§ **Written instruction**
Reproduce the portion of the MIMO transmission text below, from "FIG. 10 schematically" up to and including "Rayleigh channel simulators.", word for word.

FIG. 10 schematically shows MIMO antenna interaction in the embodiment of FIG. 9A.

FIGS. 11A-11C schematically show three embodiments of a MIMO system with a fiber optic distribution system including Rayleigh channel simulators.

DETAILED DESCRIPTION

FIG. 1 shows a process diagram for an exemplary MIMO transmission of wireless signals, in this case using orthogonal frequency-division multiplexing (OFDM). Data from a data source 101 is converted into a carrier signal by quadrature amplitude modulation (QAM) 102. The modulated signal then undergoes Space-Time Block Code (STBC) encoding 103 to split it into multiple (shown as two) orthogonal signals, each of which undergoes inverse discrete Fourier transformation 104 a, 104 b before being transmitted by radio antennas 105 a, 105 b through a transmission environment 106. For simplicity, other components relevant to ODFM transmission, such as pilot tone and cyclic prefix insertion, are not included in the diagram but are understood to one skilled in the art. The system components above reference line 108 might be the base station side of a MIMO system. The transmission environment 106 for the MIMO signals may subject the signals to a variety of radio channel wave propagation phenomena, such as vacuity propagation, reflection, transmission, diffusion, deflection, and refraction, which may delay and distort the signal. Receiving antennas 107 a, 107 b pick up the resulting signals, which undergo Fourier transformation 108 before being properly decoded according to the Space-Time Block Coding (STBC) algorithm 110, converting them into a single signal. A QAM demodulator 112 restores the carrier signal to data, which is received by the data sink 113. The system components below reference line 111 might be a mobile device, such as a cellular phone.

§ **Data extract**
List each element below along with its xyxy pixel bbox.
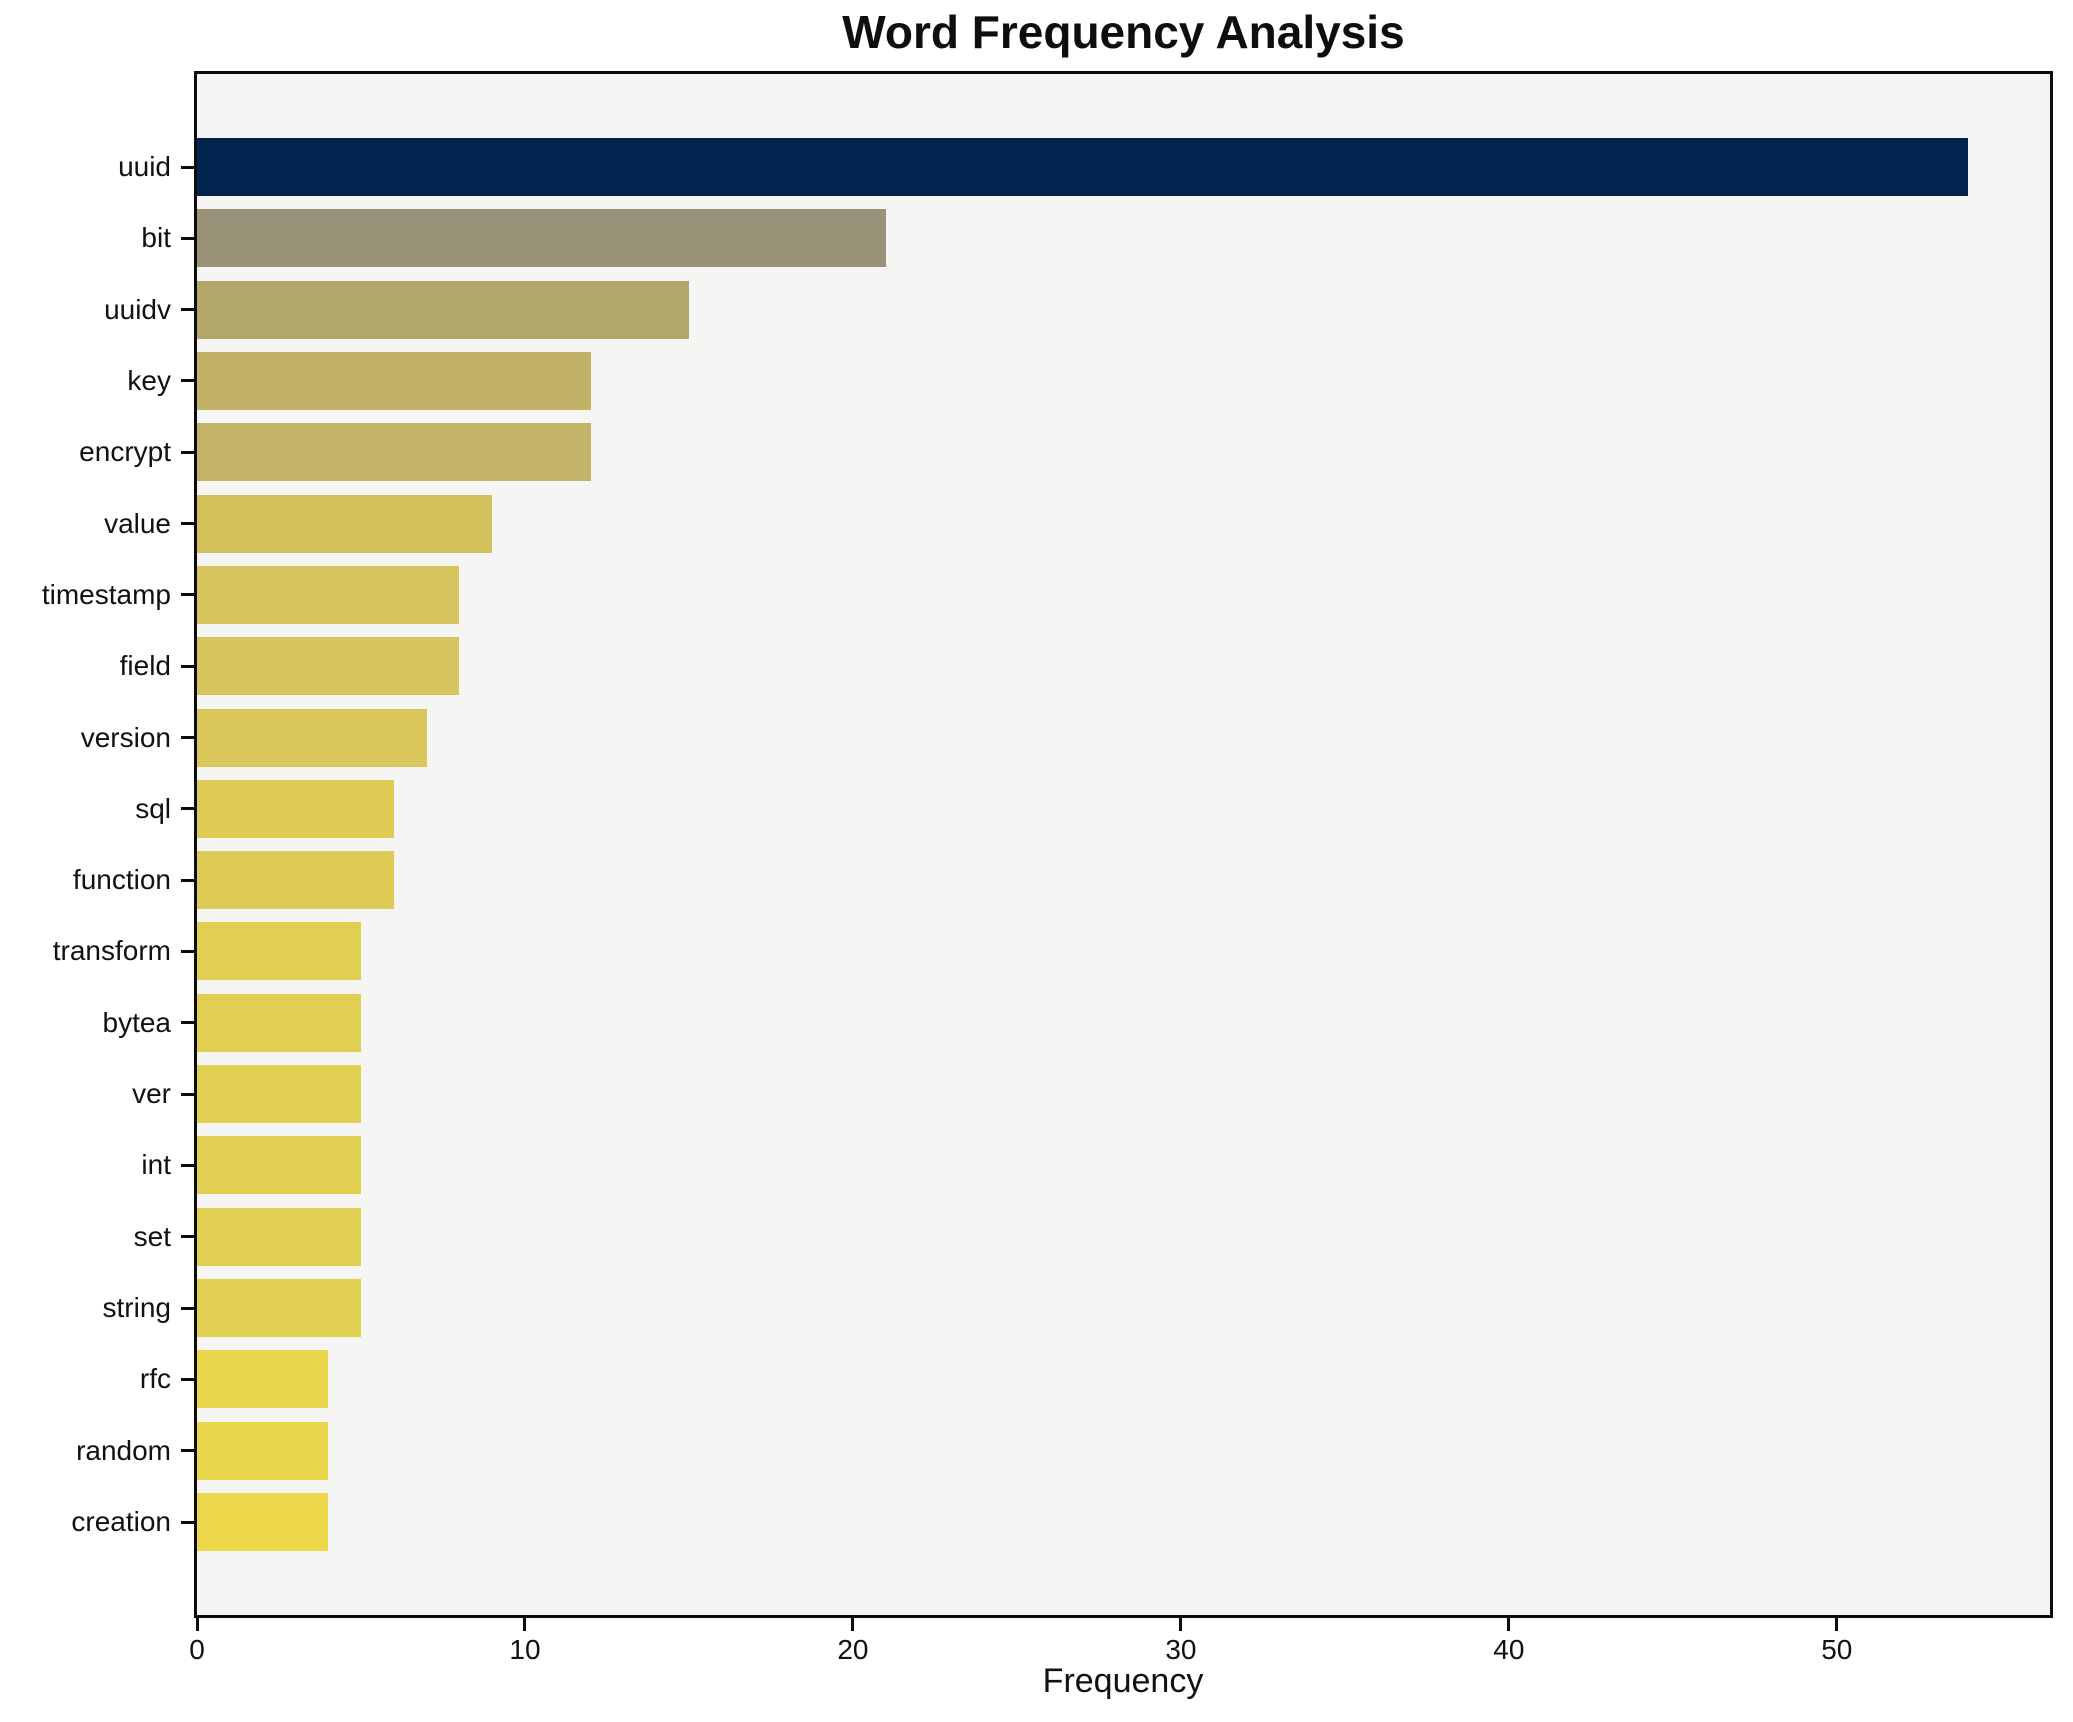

§ **The answer**
FIG. 10 schematically shows MIMO antenna interaction in the embodiment of FIG. 9A.

FIGS. 11A-11C schematically show three embodiments of a MIMO system with a fiber optic distribution system including Rayleigh channel simulators.